WHAT YOU WILL DO - With the pictures omitted, write out the entries that follow exactly as they stand.

Data excerpts:
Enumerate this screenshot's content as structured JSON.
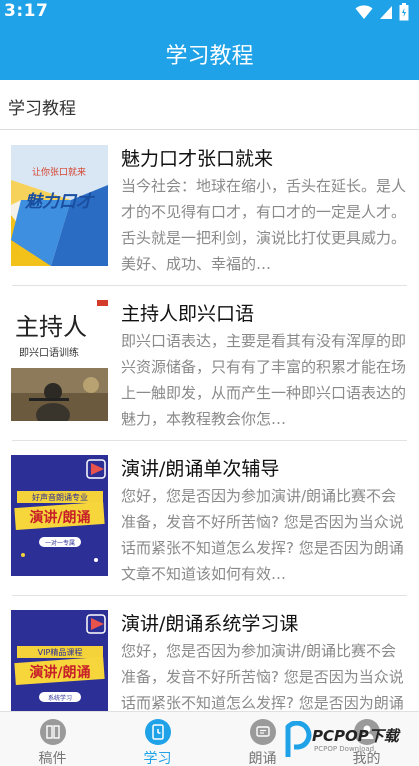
{
  "status_bar": {
    "time": "3:17"
  },
  "app_bar": {
    "title": "学习教程"
  },
  "section": {
    "title": "学习教程"
  },
  "courses": [
    {
      "title": "魅力口才张口就来",
      "description": "当今社会：地球在缩小，舌头在延长。是人才的不见得有口才，有口才的一定是人才。 舌头就是一把利剑，演说比打仗更具威力。 美好、成功、幸福的…",
      "thumb_lines": [
        "让你张口就来",
        "魅力口才"
      ]
    },
    {
      "title": "主持人即兴口语",
      "description": "即兴口语表达，主要是看其有没有浑厚的即兴资源储备，只有有了丰富的积累才能在场上一触即发，从而产生一种即兴口语表达的魅力，本教程教会你怎…",
      "thumb_lines": [
        "主持人",
        "即兴口语训练"
      ]
    },
    {
      "title": "演讲/朗诵单次辅导",
      "description": "您好，您是否因为参加演讲/朗诵比赛不会准备，发音不好所苦恼? 您是否因为当众说话而紧张不知道怎么发挥? 您是否因为朗诵文章不知道该如何有效…",
      "thumb_lines": [
        "好声音朗诵专业",
        "演讲/朗诵",
        "一对一专属"
      ]
    },
    {
      "title": "演讲/朗诵系统学习课",
      "description": "您好，您是否因为参加演讲/朗诵比赛不会准备，发音不好所苦恼? 您是否因为当众说话而紧张不知道怎么发挥? 您是否因为朗诵文章不知道该如何有效…",
      "thumb_lines": [
        "VIP精品课程",
        "演讲/朗诵",
        "系统学习"
      ]
    }
  ],
  "bottom_nav": [
    {
      "label": "稿件",
      "icon": "book-icon"
    },
    {
      "label": "学习",
      "icon": "study-icon"
    },
    {
      "label": "朗诵",
      "icon": "recite-icon"
    },
    {
      "label": "我的",
      "icon": "profile-icon"
    }
  ],
  "watermark": {
    "brand": "PCPOP下载",
    "sub": "PCPOP Download"
  },
  "colors": {
    "primary": "#1fa2e8",
    "text": "#111111",
    "muted": "#8a8a8a"
  }
}
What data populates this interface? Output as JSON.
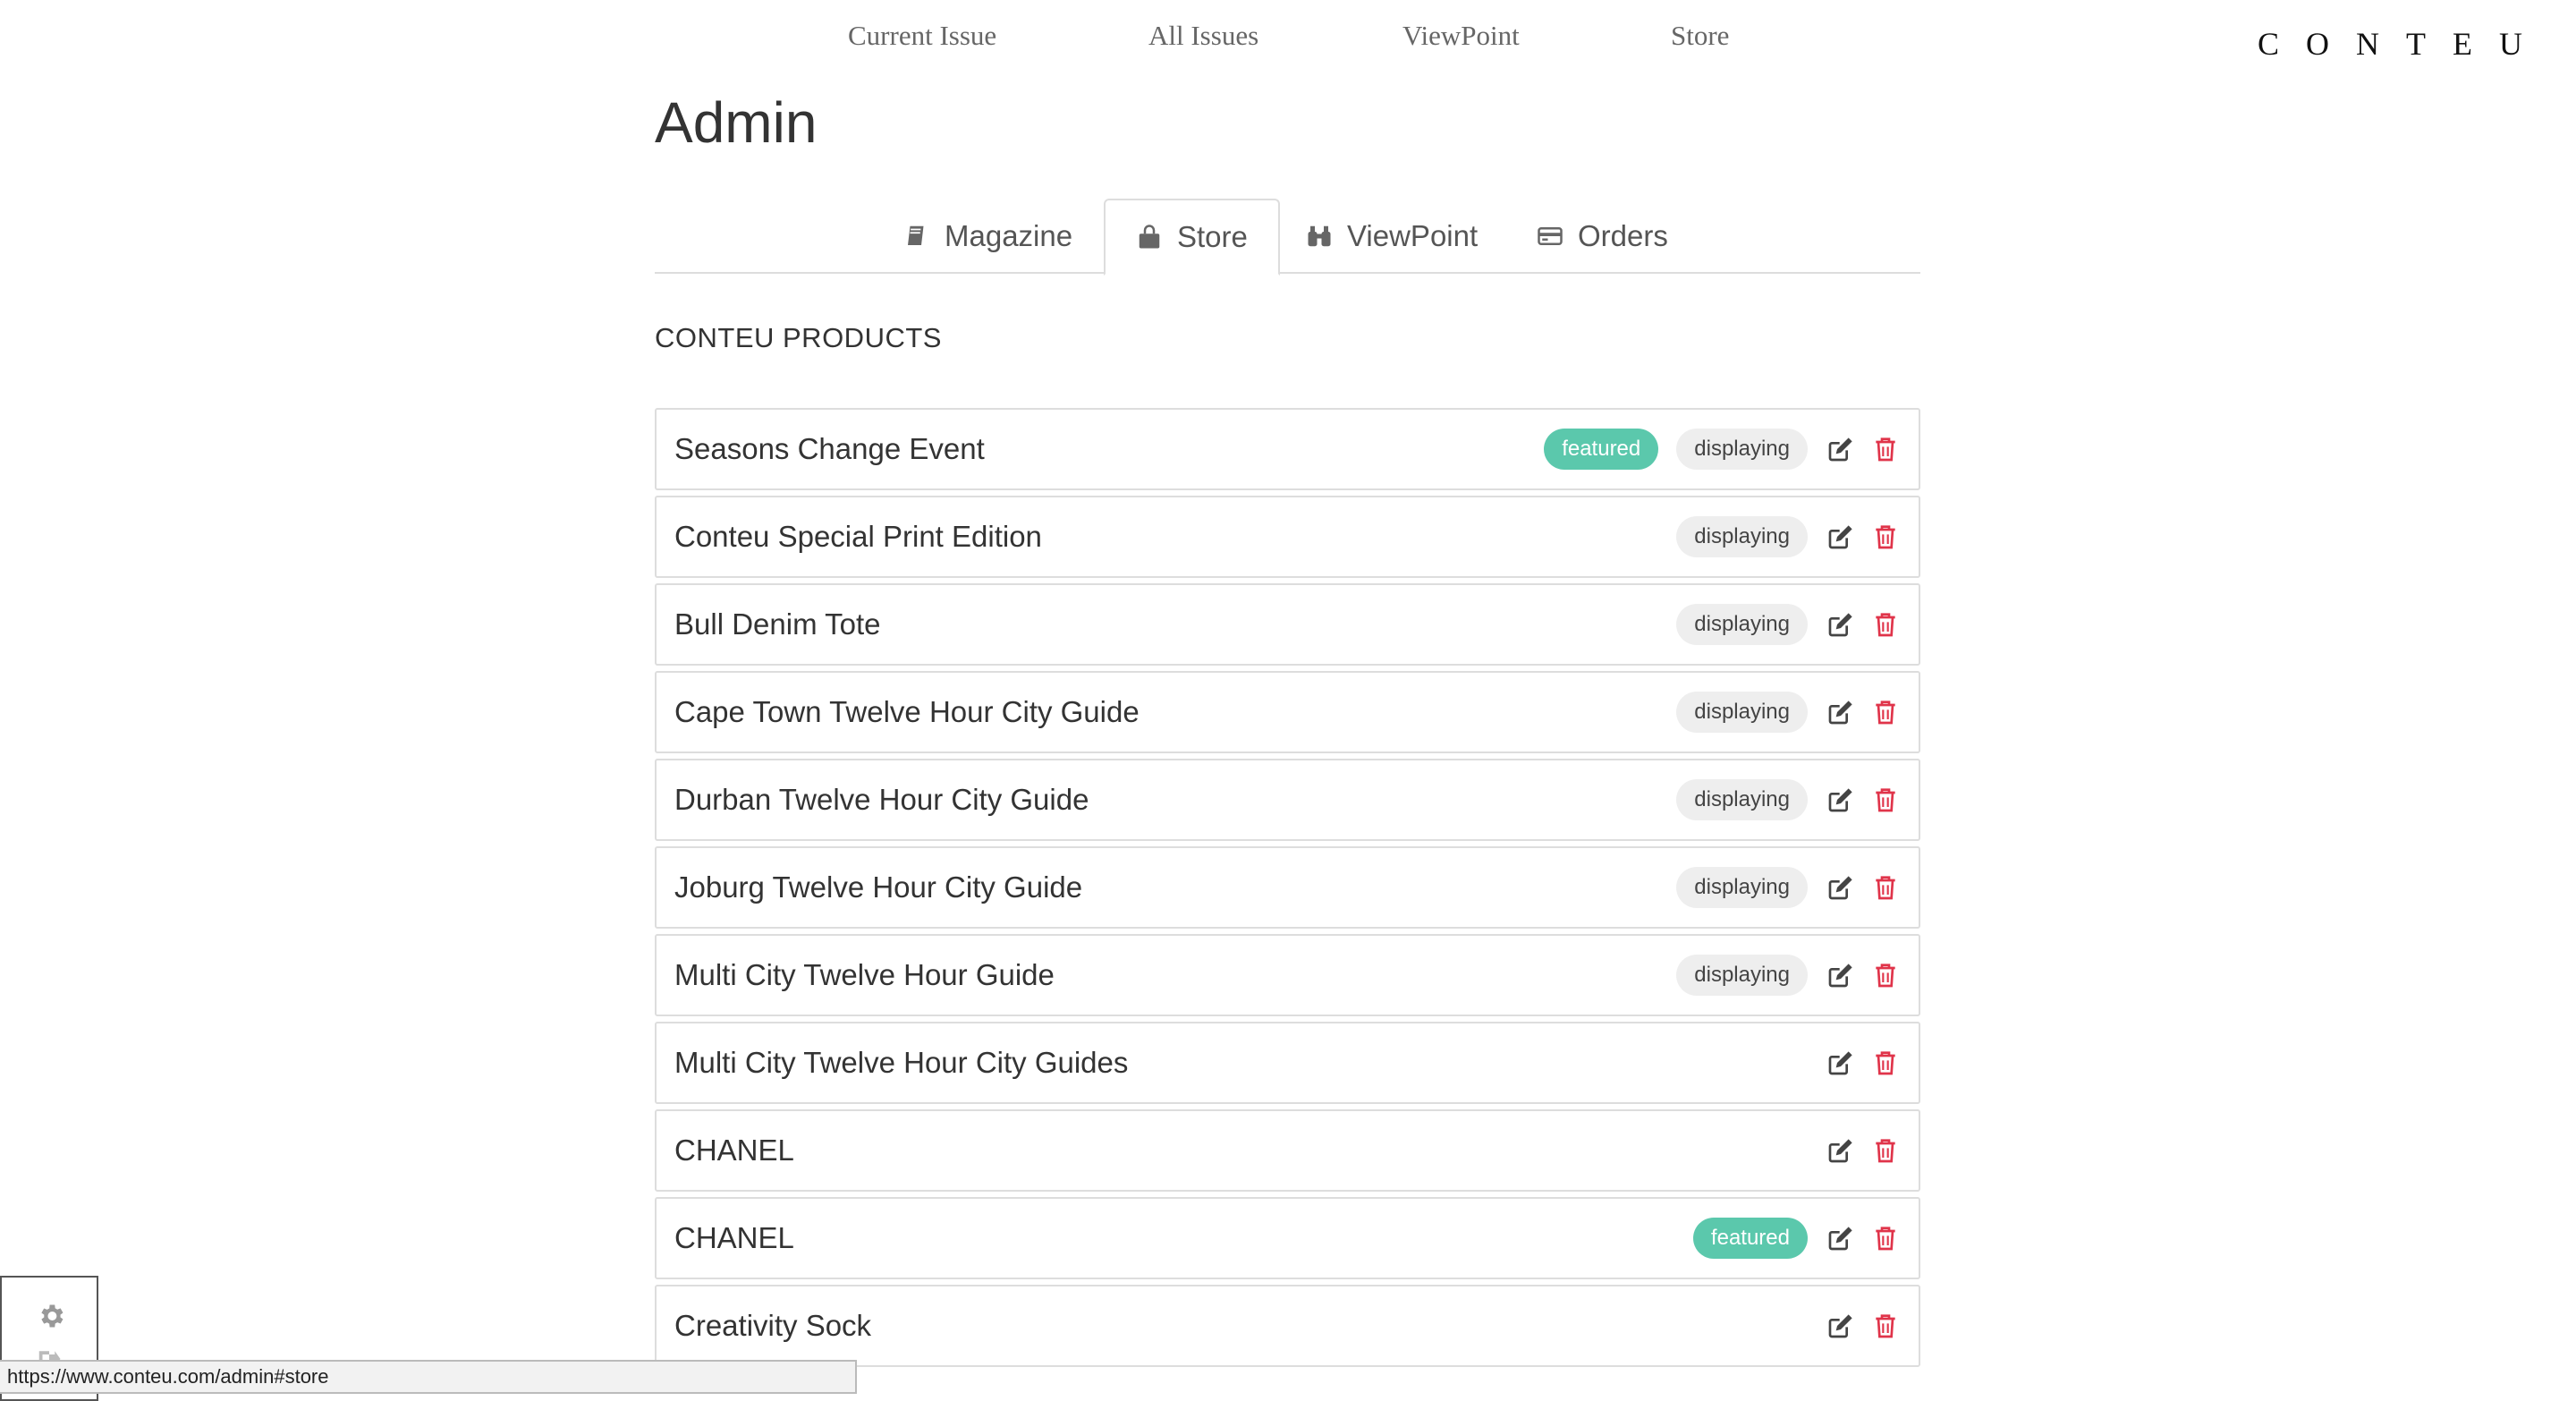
{
  "topnav": {
    "items": [
      {
        "label": "Current Issue"
      },
      {
        "label": "All Issues"
      },
      {
        "label": "ViewPoint"
      },
      {
        "label": "Store"
      }
    ],
    "brand": "CONTEU"
  },
  "page_title": "Admin",
  "tabs": [
    {
      "label": "Magazine",
      "icon": "book-icon"
    },
    {
      "label": "Store",
      "icon": "shopping-bag-icon",
      "active": true
    },
    {
      "label": "ViewPoint",
      "icon": "binoculars-icon"
    },
    {
      "label": "Orders",
      "icon": "credit-card-icon"
    }
  ],
  "section_title": "CONTEU PRODUCTS",
  "colors": {
    "featured": "#5bc8ac",
    "displaying_bg": "#eeeeee",
    "delete": "#e0344a",
    "border": "#dddddd"
  },
  "badges": {
    "featured": "featured",
    "displaying": "displaying"
  },
  "products": [
    {
      "name": "Seasons Change Event",
      "featured": true,
      "displaying": true
    },
    {
      "name": "Conteu Special Print Edition",
      "featured": false,
      "displaying": true
    },
    {
      "name": "Bull Denim Tote",
      "featured": false,
      "displaying": true
    },
    {
      "name": "Cape Town Twelve Hour City Guide",
      "featured": false,
      "displaying": true
    },
    {
      "name": "Durban Twelve Hour City Guide",
      "featured": false,
      "displaying": true
    },
    {
      "name": "Joburg Twelve Hour City Guide",
      "featured": false,
      "displaying": true
    },
    {
      "name": "Multi City Twelve Hour Guide",
      "featured": false,
      "displaying": true
    },
    {
      "name": "Multi City Twelve Hour City Guides",
      "featured": false,
      "displaying": false
    },
    {
      "name": "CHANEL",
      "featured": false,
      "displaying": false
    },
    {
      "name": "CHANEL",
      "featured": true,
      "displaying": false
    },
    {
      "name": "Creativity Sock",
      "featured": false,
      "displaying": false
    }
  ],
  "statusbar": {
    "url": "https://www.conteu.com/admin#store"
  }
}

ANSWER TO THIS EXERCISE -
Enumerate this screenshot's content as structured JSON.
{
  "status_bar": {
    "time": "3:17"
  },
  "app_bar": {
    "title": "学习教程"
  },
  "section": {
    "title": "学习教程"
  },
  "courses": [
    {
      "title": "魅力口才张口就来",
      "description": "当今社会：地球在缩小，舌头在延长。是人才的不见得有口才，有口才的一定是人才。 舌头就是一把利剑，演说比打仗更具威力。 美好、成功、幸福的…",
      "thumb_lines": [
        "让你张口就来",
        "魅力口才"
      ]
    },
    {
      "title": "主持人即兴口语",
      "description": "即兴口语表达，主要是看其有没有浑厚的即兴资源储备，只有有了丰富的积累才能在场上一触即发，从而产生一种即兴口语表达的魅力，本教程教会你怎…",
      "thumb_lines": [
        "主持人",
        "即兴口语训练"
      ]
    },
    {
      "title": "演讲/朗诵单次辅导",
      "description": "您好，您是否因为参加演讲/朗诵比赛不会准备，发音不好所苦恼? 您是否因为当众说话而紧张不知道怎么发挥? 您是否因为朗诵文章不知道该如何有效…",
      "thumb_lines": [
        "好声音朗诵专业",
        "演讲/朗诵",
        "一对一专属"
      ]
    },
    {
      "title": "演讲/朗诵系统学习课",
      "description": "您好，您是否因为参加演讲/朗诵比赛不会准备，发音不好所苦恼? 您是否因为当众说话而紧张不知道怎么发挥? 您是否因为朗诵文章不知道该如何有效…",
      "thumb_lines": [
        "VIP精品课程",
        "演讲/朗诵",
        "系统学习"
      ]
    }
  ],
  "bottom_nav": [
    {
      "label": "稿件",
      "icon": "book-icon"
    },
    {
      "label": "学习",
      "icon": "study-icon"
    },
    {
      "label": "朗诵",
      "icon": "recite-icon"
    },
    {
      "label": "我的",
      "icon": "profile-icon"
    }
  ],
  "watermark": {
    "brand": "PCPOP下载",
    "sub": "PCPOP Download"
  },
  "colors": {
    "primary": "#1fa2e8",
    "text": "#111111",
    "muted": "#8a8a8a"
  }
}
What data populates this interface? Output as JSON.
{
  "topnav": {
    "items": [
      {
        "label": "Current Issue"
      },
      {
        "label": "All Issues"
      },
      {
        "label": "ViewPoint"
      },
      {
        "label": "Store"
      }
    ],
    "brand": "CONTEU"
  },
  "page_title": "Admin",
  "tabs": [
    {
      "label": "Magazine",
      "icon": "book-icon"
    },
    {
      "label": "Store",
      "icon": "shopping-bag-icon",
      "active": true
    },
    {
      "label": "ViewPoint",
      "icon": "binoculars-icon"
    },
    {
      "label": "Orders",
      "icon": "credit-card-icon"
    }
  ],
  "section_title": "CONTEU PRODUCTS",
  "colors": {
    "featured": "#5bc8ac",
    "displaying_bg": "#eeeeee",
    "delete": "#e0344a",
    "border": "#dddddd"
  },
  "badges": {
    "featured": "featured",
    "displaying": "displaying"
  },
  "products": [
    {
      "name": "Seasons Change Event",
      "featured": true,
      "displaying": true
    },
    {
      "name": "Conteu Special Print Edition",
      "featured": false,
      "displaying": true
    },
    {
      "name": "Bull Denim Tote",
      "featured": false,
      "displaying": true
    },
    {
      "name": "Cape Town Twelve Hour City Guide",
      "featured": false,
      "displaying": true
    },
    {
      "name": "Durban Twelve Hour City Guide",
      "featured": false,
      "displaying": true
    },
    {
      "name": "Joburg Twelve Hour City Guide",
      "featured": false,
      "displaying": true
    },
    {
      "name": "Multi City Twelve Hour Guide",
      "featured": false,
      "displaying": true
    },
    {
      "name": "Multi City Twelve Hour City Guides",
      "featured": false,
      "displaying": false
    },
    {
      "name": "CHANEL",
      "featured": false,
      "displaying": false
    },
    {
      "name": "CHANEL",
      "featured": true,
      "displaying": false
    },
    {
      "name": "Creativity Sock",
      "featured": false,
      "displaying": false
    }
  ],
  "statusbar": {
    "url": "https://www.conteu.com/admin#store"
  }
}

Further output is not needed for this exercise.